Records to use:
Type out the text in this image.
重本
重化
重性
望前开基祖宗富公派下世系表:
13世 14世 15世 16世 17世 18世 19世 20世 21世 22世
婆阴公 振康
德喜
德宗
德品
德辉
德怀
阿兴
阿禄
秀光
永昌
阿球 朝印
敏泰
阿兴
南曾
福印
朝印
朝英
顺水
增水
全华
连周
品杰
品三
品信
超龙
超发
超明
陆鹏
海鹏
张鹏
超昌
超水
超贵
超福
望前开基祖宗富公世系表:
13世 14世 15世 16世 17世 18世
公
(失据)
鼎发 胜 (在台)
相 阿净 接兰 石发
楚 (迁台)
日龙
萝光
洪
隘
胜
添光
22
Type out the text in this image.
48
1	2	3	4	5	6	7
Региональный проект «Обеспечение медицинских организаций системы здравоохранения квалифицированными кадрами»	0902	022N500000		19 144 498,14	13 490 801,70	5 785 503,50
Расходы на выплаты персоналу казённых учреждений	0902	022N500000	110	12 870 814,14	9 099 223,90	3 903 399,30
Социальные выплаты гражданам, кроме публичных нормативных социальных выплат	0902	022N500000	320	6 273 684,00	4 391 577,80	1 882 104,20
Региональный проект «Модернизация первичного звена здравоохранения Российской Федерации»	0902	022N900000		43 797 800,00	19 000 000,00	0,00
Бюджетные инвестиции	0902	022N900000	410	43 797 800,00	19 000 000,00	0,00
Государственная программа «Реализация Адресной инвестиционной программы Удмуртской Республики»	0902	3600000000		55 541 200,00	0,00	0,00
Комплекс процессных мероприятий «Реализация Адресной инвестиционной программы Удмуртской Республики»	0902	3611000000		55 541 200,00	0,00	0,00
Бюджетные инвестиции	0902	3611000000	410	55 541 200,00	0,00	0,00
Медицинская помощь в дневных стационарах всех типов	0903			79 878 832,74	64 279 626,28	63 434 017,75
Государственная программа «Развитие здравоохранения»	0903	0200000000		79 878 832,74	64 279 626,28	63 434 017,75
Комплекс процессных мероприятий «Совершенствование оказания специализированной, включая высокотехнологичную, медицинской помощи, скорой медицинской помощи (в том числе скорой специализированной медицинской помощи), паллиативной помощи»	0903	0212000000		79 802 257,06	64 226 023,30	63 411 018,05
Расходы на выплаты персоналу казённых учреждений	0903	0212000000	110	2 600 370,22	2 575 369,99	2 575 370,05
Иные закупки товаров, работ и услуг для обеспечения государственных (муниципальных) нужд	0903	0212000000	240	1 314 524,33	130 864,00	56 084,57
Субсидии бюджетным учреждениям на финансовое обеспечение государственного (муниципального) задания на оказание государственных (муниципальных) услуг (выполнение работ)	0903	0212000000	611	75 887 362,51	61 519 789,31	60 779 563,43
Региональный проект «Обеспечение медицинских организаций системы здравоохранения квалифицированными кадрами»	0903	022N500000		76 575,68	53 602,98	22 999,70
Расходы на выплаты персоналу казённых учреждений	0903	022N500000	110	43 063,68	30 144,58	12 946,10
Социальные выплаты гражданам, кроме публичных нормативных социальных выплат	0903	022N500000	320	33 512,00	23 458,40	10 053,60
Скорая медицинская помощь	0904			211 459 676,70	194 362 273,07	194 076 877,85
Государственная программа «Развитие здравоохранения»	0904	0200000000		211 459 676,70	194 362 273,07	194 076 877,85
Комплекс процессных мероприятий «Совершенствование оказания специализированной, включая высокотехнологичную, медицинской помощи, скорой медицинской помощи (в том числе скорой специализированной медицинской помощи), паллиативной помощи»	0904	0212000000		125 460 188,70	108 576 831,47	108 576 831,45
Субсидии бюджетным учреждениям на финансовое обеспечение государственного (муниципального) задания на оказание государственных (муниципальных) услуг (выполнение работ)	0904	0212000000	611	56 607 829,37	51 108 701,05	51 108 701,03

Exercise: Exactly reproduce every line found in the records.

Answer to the task:
Type out the text in this image.
重本
重化
重性
望前开基祖宗富公派下世系表:
13世 14世 15世 16世 17世 18世 19世 20世 21世 22世
婆阴公 振康
德喜
德宗
德品
德辉
德怀
阿兴
阿禄
秀光
永昌
阿球 朝印
敏泰
阿兴
南曾
福印
朝印
朝英
顺水
增水
全华
连周
品杰
品三
品信
超龙
超发
超明
陆鹏
海鹏
张鹏
超昌
超水
超贵
超福
望前开基祖宗富公世系表:
13世 14世 15世 16世 17世 18世
公
(失据)
鼎发 胜 (在台)
相 阿净 接兰 石发
楚 (迁台)
日龙
萝光
洪
隘
胜
添光
22
Type out the text in this image.
48
1	2	3	4	5	6	7
Региональный проект «Обеспечение медицинских организаций системы здравоохранения квалифицированными кадрами»	0902	022N500000		19 144 498,14	13 490 801,70	5 785 503,50
Расходы на выплаты персоналу казённых учреждений	0902	022N500000	110	12 870 814,14	9 099 223,90	3 903 399,30
Социальные выплаты гражданам, кроме публичных нормативных социальных выплат	0902	022N500000	320	6 273 684,00	4 391 577,80	1 882 104,20
Региональный проект «Модернизация первичного звена здравоохранения Российской Федерации»	0902	022N900000		43 797 800,00	19 000 000,00	0,00
Бюджетные инвестиции	0902	022N900000	410	43 797 800,00	19 000 000,00	0,00
Государственная программа «Реализация Адресной инвестиционной программы Удмуртской Республики»	0902	3600000000		55 541 200,00	0,00	0,00
Комплекс процессных мероприятий «Реализация Адресной инвестиционной программы Удмуртской Республики»	0902	3611000000		55 541 200,00	0,00	0,00
Бюджетные инвестиции	0902	3611000000	410	55 541 200,00	0,00	0,00
Медицинская помощь в дневных стационарах всех типов	0903			79 878 832,74	64 279 626,28	63 434 017,75
Государственная программа «Развитие здравоохранения»	0903	0200000000		79 878 832,74	64 279 626,28	63 434 017,75
Комплекс процессных мероприятий «Совершенствование оказания специализированной, включая высокотехнологичную, медицинской помощи, скорой медицинской помощи (в том числе скорой специализированной медицинской помощи), паллиативной помощи»	0903	0212000000		79 802 257,06	64 226 023,30	63 411 018,05
Расходы на выплаты персоналу казённых учреждений	0903	0212000000	110	2 600 370,22	2 575 369,99	2 575 370,05
Иные закупки товаров, работ и услуг для обеспечения государственных (муниципальных) нужд	0903	0212000000	240	1 314 524,33	130 864,00	56 084,57
Субсидии бюджетным учреждениям на финансовое обеспечение государственного (муниципального) задания на оказание государственных (муниципальных) услуг (выполнение работ)	0903	0212000000	611	75 887 362,51	61 519 789,31	60 779 563,43
Региональный проект «Обеспечение медицинских организаций системы здравоохранения квалифицированными кадрами»	0903	022N500000		76 575,68	53 602,98	22 999,70
Расходы на выплаты персоналу казённых учреждений	0903	022N500000	110	43 063,68	30 144,58	12 946,10
Социальные выплаты гражданам, кроме публичных нормативных социальных выплат	0903	022N500000	320	33 512,00	23 458,40	10 053,60
Скорая медицинская помощь	0904			211 459 676,70	194 362 273,07	194 076 877,85
Государственная программа «Развитие здравоохранения»	0904	0200000000		211 459 676,70	194 362 273,07	194 076 877,85
Комплекс процессных мероприятий «Совершенствование оказания специализированной, включая высокотехнологичную, медицинской помощи, скорой медицинской помощи (в том числе скорой специализированной медицинской помощи), паллиативной помощи»	0904	0212000000		125 460 188,70	108 576 831,47	108 576 831,45
Субсидии бюджетным учреждениям на финансовое обеспечение государственного (муниципального) задания на оказание государственных (муниципальных) услуг (выполнение работ)	0904	0212000000	611	56 607 829,37	51 108 701,05	51 108 701,03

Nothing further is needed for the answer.